# Records for this exercise:
* * *

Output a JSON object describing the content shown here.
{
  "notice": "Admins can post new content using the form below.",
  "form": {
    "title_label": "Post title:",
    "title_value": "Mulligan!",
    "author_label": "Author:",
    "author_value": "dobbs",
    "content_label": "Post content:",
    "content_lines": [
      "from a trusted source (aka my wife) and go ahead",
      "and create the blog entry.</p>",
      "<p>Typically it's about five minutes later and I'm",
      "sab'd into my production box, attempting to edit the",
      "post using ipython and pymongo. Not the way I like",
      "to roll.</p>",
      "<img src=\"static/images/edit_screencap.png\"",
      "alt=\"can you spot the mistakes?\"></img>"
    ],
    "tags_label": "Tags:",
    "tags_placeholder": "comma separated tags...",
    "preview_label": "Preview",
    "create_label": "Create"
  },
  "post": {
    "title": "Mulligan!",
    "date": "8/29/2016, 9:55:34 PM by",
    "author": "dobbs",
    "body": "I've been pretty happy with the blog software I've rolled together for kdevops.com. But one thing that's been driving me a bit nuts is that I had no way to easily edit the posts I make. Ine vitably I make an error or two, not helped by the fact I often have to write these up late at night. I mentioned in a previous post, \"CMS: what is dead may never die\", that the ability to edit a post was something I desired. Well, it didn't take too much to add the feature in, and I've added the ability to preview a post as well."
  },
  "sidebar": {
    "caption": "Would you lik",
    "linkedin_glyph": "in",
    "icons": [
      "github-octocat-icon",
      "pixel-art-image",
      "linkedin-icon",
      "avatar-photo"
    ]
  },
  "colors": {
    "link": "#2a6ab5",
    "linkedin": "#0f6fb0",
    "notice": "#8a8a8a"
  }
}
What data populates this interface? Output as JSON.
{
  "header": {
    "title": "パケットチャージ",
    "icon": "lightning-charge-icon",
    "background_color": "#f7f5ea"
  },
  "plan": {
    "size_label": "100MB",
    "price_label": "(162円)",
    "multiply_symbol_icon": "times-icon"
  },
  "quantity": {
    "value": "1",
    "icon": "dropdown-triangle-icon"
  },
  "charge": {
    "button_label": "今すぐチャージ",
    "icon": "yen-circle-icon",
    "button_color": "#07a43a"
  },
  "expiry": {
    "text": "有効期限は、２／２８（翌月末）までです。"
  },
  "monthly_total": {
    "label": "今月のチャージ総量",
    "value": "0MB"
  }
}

* * *

Repeat, character for character, the lines from the one that holds "What data populates" to the final line of the material, inclusive, and no other lines.

What data populates this interface? Output as JSON.
{
  "header": {
    "title": "パケットチャージ",
    "icon": "lightning-charge-icon",
    "background_color": "#f7f5ea"
  },
  "plan": {
    "size_label": "100MB",
    "price_label": "(162円)",
    "multiply_symbol_icon": "times-icon"
  },
  "quantity": {
    "value": "1",
    "icon": "dropdown-triangle-icon"
  },
  "charge": {
    "button_label": "今すぐチャージ",
    "icon": "yen-circle-icon",
    "button_color": "#07a43a"
  },
  "expiry": {
    "text": "有効期限は、２／２８（翌月末）までです。"
  },
  "monthly_total": {
    "label": "今月のチャージ総量",
    "value": "0MB"
  }
}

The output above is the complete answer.